Swap "ANALITICA WEB" for "WEB ANALYTICS" everywhere in the listing below, keeping every other character unchanged. Return the lines without the pictures.

Image-based layout entries:
— Begin —

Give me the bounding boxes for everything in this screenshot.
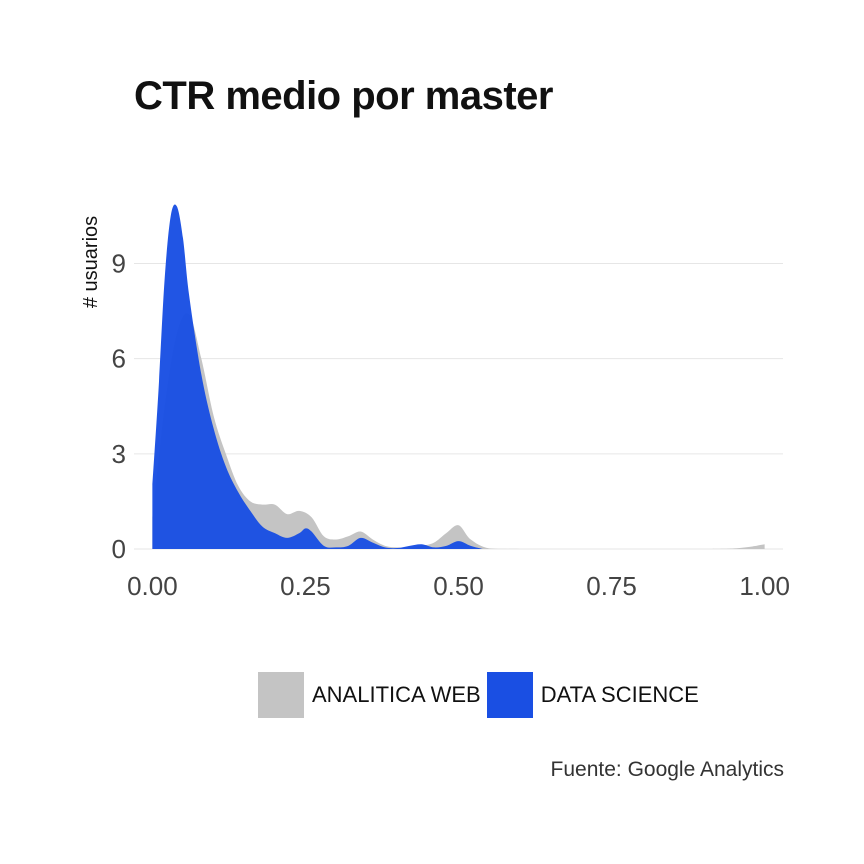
- y-tick-label-9: 9: [112, 248, 126, 278]
- source-caption: Fuente: Google Analytics: [550, 758, 784, 781]
- y-tick-label-3: 3: [112, 439, 126, 469]
- chart-title: CTR medio por master: [134, 74, 553, 118]
- x-tick-label-0.50: 0.50: [433, 571, 484, 601]
- density-area-data-science: [152, 204, 483, 549]
- legend-swatch-analitica-web: [258, 672, 304, 718]
- x-tick-label-0.75: 0.75: [586, 571, 637, 601]
- legend-label-data-science: DATA SCIENCE: [540, 682, 699, 707]
- x-tick-label-0.25: 0.25: [280, 571, 331, 601]
- y-axis-label: # usuarios: [80, 216, 102, 308]
- legend-label-analitica-web: ANALITICA WEB: [312, 682, 481, 707]
- legend-swatch-data-science: [486, 672, 533, 718]
- legend-item-analitica-web: ANALITICA WEB: [258, 672, 481, 718]
- legend-item-data-science: DATA SCIENCE: [486, 672, 699, 718]
- y-tick-label-0: 0: [112, 534, 126, 564]
- x-tick-label-0.00: 0.00: [127, 571, 178, 601]
- y-tick-label-6: 6: [112, 344, 126, 374]
- legend: ANALITICA WEB DATA SCIENCE: [258, 672, 705, 718]
- x-tick-label-1.00: 1.00: [739, 571, 790, 601]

— End —

Task response:
Give me the bounding boxes for everything in this screenshot.
- y-tick-label-9: 9: [112, 248, 126, 278]
- source-caption: Fuente: Google Analytics: [550, 758, 784, 781]
- y-tick-label-3: 3: [112, 439, 126, 469]
- chart-title: CTR medio por master: [134, 74, 553, 118]
- x-tick-label-0.50: 0.50: [433, 571, 484, 601]
- density-area-data-science: [152, 204, 483, 549]
- legend-swatch-analitica-web: [258, 672, 304, 718]
- x-tick-label-0.75: 0.75: [586, 571, 637, 601]
- legend-label-data-science: DATA SCIENCE: [540, 682, 699, 707]
- x-tick-label-0.25: 0.25: [280, 571, 331, 601]
- y-axis-label: # usuarios: [80, 216, 102, 308]
- legend-label-analitica-web: WEB ANALYTICS: [312, 682, 481, 707]
- legend-swatch-data-science: [486, 672, 533, 718]
- legend-item-analitica-web: WEB ANALYTICS: [258, 672, 481, 718]
- legend-item-data-science: DATA SCIENCE: [486, 672, 699, 718]
- y-tick-label-0: 0: [112, 534, 126, 564]
- x-tick-label-0.00: 0.00: [127, 571, 178, 601]
- y-tick-label-6: 6: [112, 344, 126, 374]
- legend: WEB ANALYTICS DATA SCIENCE: [258, 672, 705, 718]
- x-tick-label-1.00: 1.00: [739, 571, 790, 601]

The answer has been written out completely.